### What needs to be done
Return, word for word, every line that follows.

......

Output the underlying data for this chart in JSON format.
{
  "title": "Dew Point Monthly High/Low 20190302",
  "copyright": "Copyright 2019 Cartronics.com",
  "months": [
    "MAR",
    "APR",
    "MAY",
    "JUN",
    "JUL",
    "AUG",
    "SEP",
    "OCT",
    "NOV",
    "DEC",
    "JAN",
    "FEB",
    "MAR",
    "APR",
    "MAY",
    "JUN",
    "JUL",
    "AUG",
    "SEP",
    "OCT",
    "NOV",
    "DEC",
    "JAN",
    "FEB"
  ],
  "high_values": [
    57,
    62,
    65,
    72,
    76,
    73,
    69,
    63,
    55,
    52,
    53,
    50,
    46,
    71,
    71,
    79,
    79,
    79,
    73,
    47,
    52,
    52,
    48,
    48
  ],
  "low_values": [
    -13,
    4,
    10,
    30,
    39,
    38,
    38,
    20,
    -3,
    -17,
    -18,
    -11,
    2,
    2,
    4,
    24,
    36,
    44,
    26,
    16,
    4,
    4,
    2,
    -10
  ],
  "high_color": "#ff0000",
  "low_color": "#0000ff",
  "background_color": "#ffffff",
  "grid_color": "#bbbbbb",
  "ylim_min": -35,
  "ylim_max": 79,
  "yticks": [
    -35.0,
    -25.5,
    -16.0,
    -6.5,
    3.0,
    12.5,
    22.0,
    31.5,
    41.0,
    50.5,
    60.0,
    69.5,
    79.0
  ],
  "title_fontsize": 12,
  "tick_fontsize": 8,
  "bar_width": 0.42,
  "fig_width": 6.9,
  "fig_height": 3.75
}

......

### Finished task
Output the underlying data for this chart in JSON format.
{
  "title": "Dew Point Monthly High/Low 20190302",
  "copyright": "Copyright 2019 Cartronics.com",
  "months": [
    "MAR",
    "APR",
    "MAY",
    "JUN",
    "JUL",
    "AUG",
    "SEP",
    "OCT",
    "NOV",
    "DEC",
    "JAN",
    "FEB",
    "MAR",
    "APR",
    "MAY",
    "JUN",
    "JUL",
    "AUG",
    "SEP",
    "OCT",
    "NOV",
    "DEC",
    "JAN",
    "FEB"
  ],
  "high_values": [
    57,
    62,
    65,
    72,
    76,
    73,
    69,
    63,
    55,
    52,
    53,
    50,
    46,
    71,
    71,
    79,
    79,
    79,
    73,
    47,
    52,
    52,
    48,
    48
  ],
  "low_values": [
    -13,
    4,
    10,
    30,
    39,
    38,
    38,
    20,
    -3,
    -17,
    -18,
    -11,
    2,
    2,
    4,
    24,
    36,
    44,
    26,
    16,
    4,
    4,
    2,
    -10
  ],
  "high_color": "#ff0000",
  "low_color": "#0000ff",
  "background_color": "#ffffff",
  "grid_color": "#bbbbbb",
  "ylim_min": -35,
  "ylim_max": 79,
  "yticks": [
    -35.0,
    -25.5,
    -16.0,
    -6.5,
    3.0,
    12.5,
    22.0,
    31.5,
    41.0,
    50.5,
    60.0,
    69.5,
    79.0
  ],
  "title_fontsize": 12,
  "tick_fontsize": 8,
  "bar_width": 0.42,
  "fig_width": 6.9,
  "fig_height": 3.75
}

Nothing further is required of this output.